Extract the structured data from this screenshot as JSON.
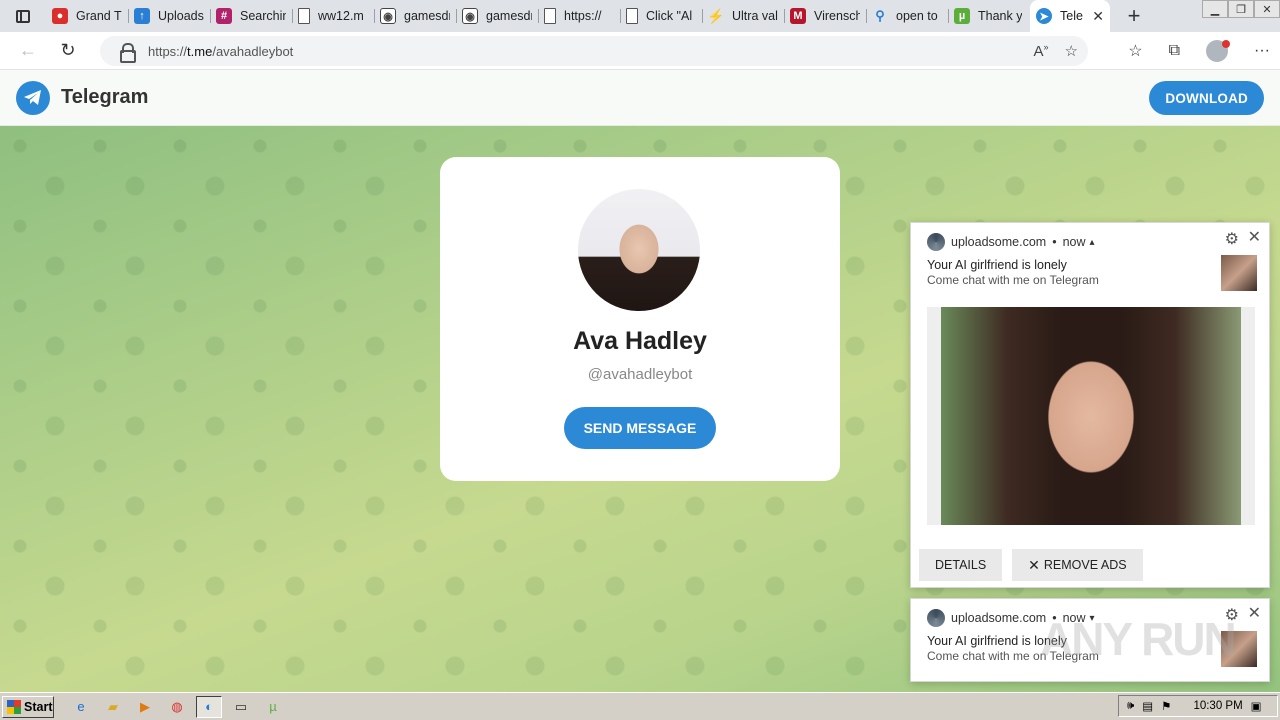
{
  "browser": {
    "tabs": [
      {
        "title": "Grand Th",
        "icon": "red-icon",
        "color": "#d9302c"
      },
      {
        "title": "Uploadsome",
        "icon": "upload-icon",
        "color": "#2a7fd4"
      },
      {
        "title": "Searching",
        "icon": "slack-icon",
        "color": "#b0226a"
      },
      {
        "title": "ww12.m",
        "icon": "page-icon",
        "color": "#666666"
      },
      {
        "title": "gamesdr",
        "icon": "gamepad-icon",
        "color": "#444444"
      },
      {
        "title": "gamesdr",
        "icon": "gamepad-icon",
        "color": "#444444"
      },
      {
        "title": "https://",
        "icon": "page-icon",
        "color": "#666666"
      },
      {
        "title": "Click \"Al",
        "icon": "page-icon",
        "color": "#666666"
      },
      {
        "title": "Ultra val",
        "icon": "bolt-icon",
        "color": "#e8a21c"
      },
      {
        "title": "Virensch",
        "icon": "shield-icon",
        "color": "#b5162c"
      },
      {
        "title": "open to",
        "icon": "search-icon",
        "color": "#2a7fd4"
      },
      {
        "title": "Thank y",
        "icon": "utorrent-icon",
        "color": "#5cae3b"
      },
      {
        "title": "Tele",
        "icon": "telegram-icon",
        "color": "#2c89d6",
        "active": true
      }
    ],
    "url_prefix": "https://",
    "url_host": "t.me",
    "url_path": "/avahadleybot"
  },
  "telegram": {
    "brand": "Telegram",
    "download_label": "DOWNLOAD",
    "profile": {
      "name": "Ava Hadley",
      "handle": "@avahadleybot",
      "send_label": "SEND MESSAGE"
    }
  },
  "notifications": [
    {
      "source": "uploadsome.com",
      "time": "now",
      "chevron": "▴",
      "title": "Your AI girlfriend is lonely",
      "body": "Come chat with me on Telegram",
      "details_label": "DETAILS",
      "remove_label": "REMOVE ADS"
    },
    {
      "source": "uploadsome.com",
      "time": "now",
      "chevron": "▾",
      "title": "Your AI girlfriend is lonely",
      "body": "Come chat with me on Telegram"
    }
  ],
  "watermark": "ANY RUN",
  "taskbar": {
    "start_label": "Start",
    "clock": "10:30 PM"
  }
}
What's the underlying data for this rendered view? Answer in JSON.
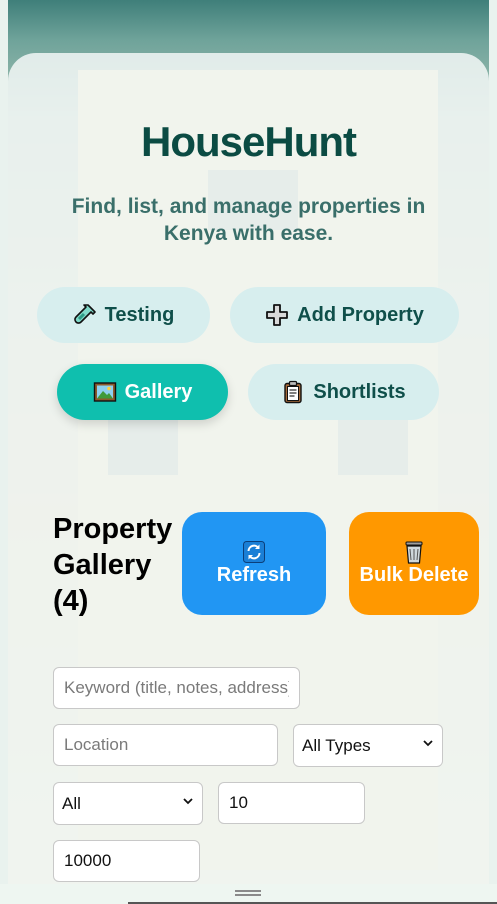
{
  "app": {
    "title": "HouseHunt",
    "subtitle": "Find, list, and manage properties in Kenya with ease."
  },
  "nav": {
    "testing_label": "Testing",
    "add_property_label": "Add Property",
    "gallery_label": "Gallery",
    "shortlists_label": "Shortlists",
    "active": "Gallery"
  },
  "gallery": {
    "heading": "Property Gallery (4)",
    "refresh_label": "Refresh",
    "bulk_delete_label": "Bulk Delete"
  },
  "filters": {
    "keyword_placeholder": "Keyword (title, notes, address)",
    "location_placeholder": "Location",
    "type_selected": "All Types",
    "bedrooms_selected": "All",
    "min_value": "10",
    "max_value": "10000"
  },
  "colors": {
    "brand": "#0b4b43",
    "active_tab": "#0fbfae",
    "refresh": "#2196f3",
    "bulk_delete": "#ff9800"
  },
  "icons": {
    "testing": "test-tube-icon",
    "add_property": "plus-icon",
    "gallery": "picture-icon",
    "shortlists": "clipboard-icon",
    "refresh": "refresh-icon",
    "bulk_delete": "trash-icon"
  }
}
^^^^^^^^
Write the lines from the line containing "What's the underlying" through the last line of the data out again exactly, and only those lines; pictures stay out.

What's the underlying data for this rendered view? Answer in JSON.
{
  "app": {
    "title": "HouseHunt",
    "subtitle": "Find, list, and manage properties in Kenya with ease."
  },
  "nav": {
    "testing_label": "Testing",
    "add_property_label": "Add Property",
    "gallery_label": "Gallery",
    "shortlists_label": "Shortlists",
    "active": "Gallery"
  },
  "gallery": {
    "heading": "Property Gallery (4)",
    "refresh_label": "Refresh",
    "bulk_delete_label": "Bulk Delete"
  },
  "filters": {
    "keyword_placeholder": "Keyword (title, notes, address)",
    "location_placeholder": "Location",
    "type_selected": "All Types",
    "bedrooms_selected": "All",
    "min_value": "10",
    "max_value": "10000"
  },
  "colors": {
    "brand": "#0b4b43",
    "active_tab": "#0fbfae",
    "refresh": "#2196f3",
    "bulk_delete": "#ff9800"
  },
  "icons": {
    "testing": "test-tube-icon",
    "add_property": "plus-icon",
    "gallery": "picture-icon",
    "shortlists": "clipboard-icon",
    "refresh": "refresh-icon",
    "bulk_delete": "trash-icon"
  }
}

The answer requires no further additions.